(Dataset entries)
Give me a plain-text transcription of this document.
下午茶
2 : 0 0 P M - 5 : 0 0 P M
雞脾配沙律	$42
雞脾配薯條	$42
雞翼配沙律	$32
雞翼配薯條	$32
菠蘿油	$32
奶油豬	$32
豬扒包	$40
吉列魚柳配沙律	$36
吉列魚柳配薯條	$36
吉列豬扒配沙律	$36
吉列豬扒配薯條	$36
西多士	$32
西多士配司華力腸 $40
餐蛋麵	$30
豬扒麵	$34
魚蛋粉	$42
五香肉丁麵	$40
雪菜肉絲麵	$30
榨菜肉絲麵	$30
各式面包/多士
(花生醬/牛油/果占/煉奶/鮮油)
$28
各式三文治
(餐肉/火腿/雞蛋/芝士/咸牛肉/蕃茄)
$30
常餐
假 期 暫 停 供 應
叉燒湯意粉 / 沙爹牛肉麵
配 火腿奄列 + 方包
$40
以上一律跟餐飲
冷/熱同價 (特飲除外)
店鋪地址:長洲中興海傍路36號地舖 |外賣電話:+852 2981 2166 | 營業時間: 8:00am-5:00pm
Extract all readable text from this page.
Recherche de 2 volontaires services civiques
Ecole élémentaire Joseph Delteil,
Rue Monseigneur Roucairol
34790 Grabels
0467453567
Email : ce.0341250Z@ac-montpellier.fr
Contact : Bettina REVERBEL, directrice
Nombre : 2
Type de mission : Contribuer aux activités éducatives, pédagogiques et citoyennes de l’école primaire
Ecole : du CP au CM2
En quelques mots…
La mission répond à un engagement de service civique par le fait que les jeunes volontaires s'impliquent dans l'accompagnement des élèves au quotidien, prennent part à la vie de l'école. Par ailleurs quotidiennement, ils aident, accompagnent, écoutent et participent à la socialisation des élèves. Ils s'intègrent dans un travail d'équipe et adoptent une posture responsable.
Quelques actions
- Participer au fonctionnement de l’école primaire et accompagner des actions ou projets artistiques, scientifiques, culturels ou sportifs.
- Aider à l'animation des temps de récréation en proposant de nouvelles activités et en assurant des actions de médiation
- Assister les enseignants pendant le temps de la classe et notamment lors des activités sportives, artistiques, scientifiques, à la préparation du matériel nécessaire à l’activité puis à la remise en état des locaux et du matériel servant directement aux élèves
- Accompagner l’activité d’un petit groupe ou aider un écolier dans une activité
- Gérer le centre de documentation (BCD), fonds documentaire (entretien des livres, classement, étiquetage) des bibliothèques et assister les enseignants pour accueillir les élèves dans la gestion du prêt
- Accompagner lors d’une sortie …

» Written instruction: Please restate the records in full, word for word.

» Written answer:
Give me a plain-text transcription of this document.
下午茶
2 : 0 0 P M - 5 : 0 0 P M
雞脾配沙律	$42
雞脾配薯條	$42
雞翼配沙律	$32
雞翼配薯條	$32
菠蘿油	$32
奶油豬	$32
豬扒包	$40
吉列魚柳配沙律	$36
吉列魚柳配薯條	$36
吉列豬扒配沙律	$36
吉列豬扒配薯條	$36
西多士	$32
西多士配司華力腸 $40
餐蛋麵	$30
豬扒麵	$34
魚蛋粉	$42
五香肉丁麵	$40
雪菜肉絲麵	$30
榨菜肉絲麵	$30
各式面包/多士
(花生醬/牛油/果占/煉奶/鮮油)
$28
各式三文治
(餐肉/火腿/雞蛋/芝士/咸牛肉/蕃茄)
$30
常餐
假 期 暫 停 供 應
叉燒湯意粉 / 沙爹牛肉麵
配 火腿奄列 + 方包
$40
以上一律跟餐飲
冷/熱同價 (特飲除外)
店鋪地址:長洲中興海傍路36號地舖 |外賣電話:+852 2981 2166 | 營業時間: 8:00am-5:00pm
Extract all readable text from this page.
Recherche de 2 volontaires services civiques
Ecole élémentaire Joseph Delteil,
Rue Monseigneur Roucairol
34790 Grabels
0467453567
Email : ce.0341250Z@ac-montpellier.fr
Contact : Bettina REVERBEL, directrice
Nombre : 2
Type de mission : Contribuer aux activités éducatives, pédagogiques et citoyennes de l’école primaire
Ecole : du CP au CM2
En quelques mots…
La mission répond à un engagement de service civique par le fait que les jeunes volontaires s'impliquent dans l'accompagnement des élèves au quotidien, prennent part à la vie de l'école. Par ailleurs quotidiennement, ils aident, accompagnent, écoutent et participent à la socialisation des élèves. Ils s'intègrent dans un travail d'équipe et adoptent une posture responsable.
Quelques actions
- Participer au fonctionnement de l’école primaire et accompagner des actions ou projets artistiques, scientifiques, culturels ou sportifs.
- Aider à l'animation des temps de récréation en proposant de nouvelles activités et en assurant des actions de médiation
- Assister les enseignants pendant le temps de la classe et notamment lors des activités sportives, artistiques, scientifiques, à la préparation du matériel nécessaire à l’activité puis à la remise en état des locaux et du matériel servant directement aux élèves
- Accompagner l’activité d’un petit groupe ou aider un écolier dans une activité
- Gérer le centre de documentation (BCD), fonds documentaire (entretien des livres, classement, étiquetage) des bibliothèques et assister les enseignants pour accueillir les élèves dans la gestion du prêt
- Accompagner lors d’une sortie …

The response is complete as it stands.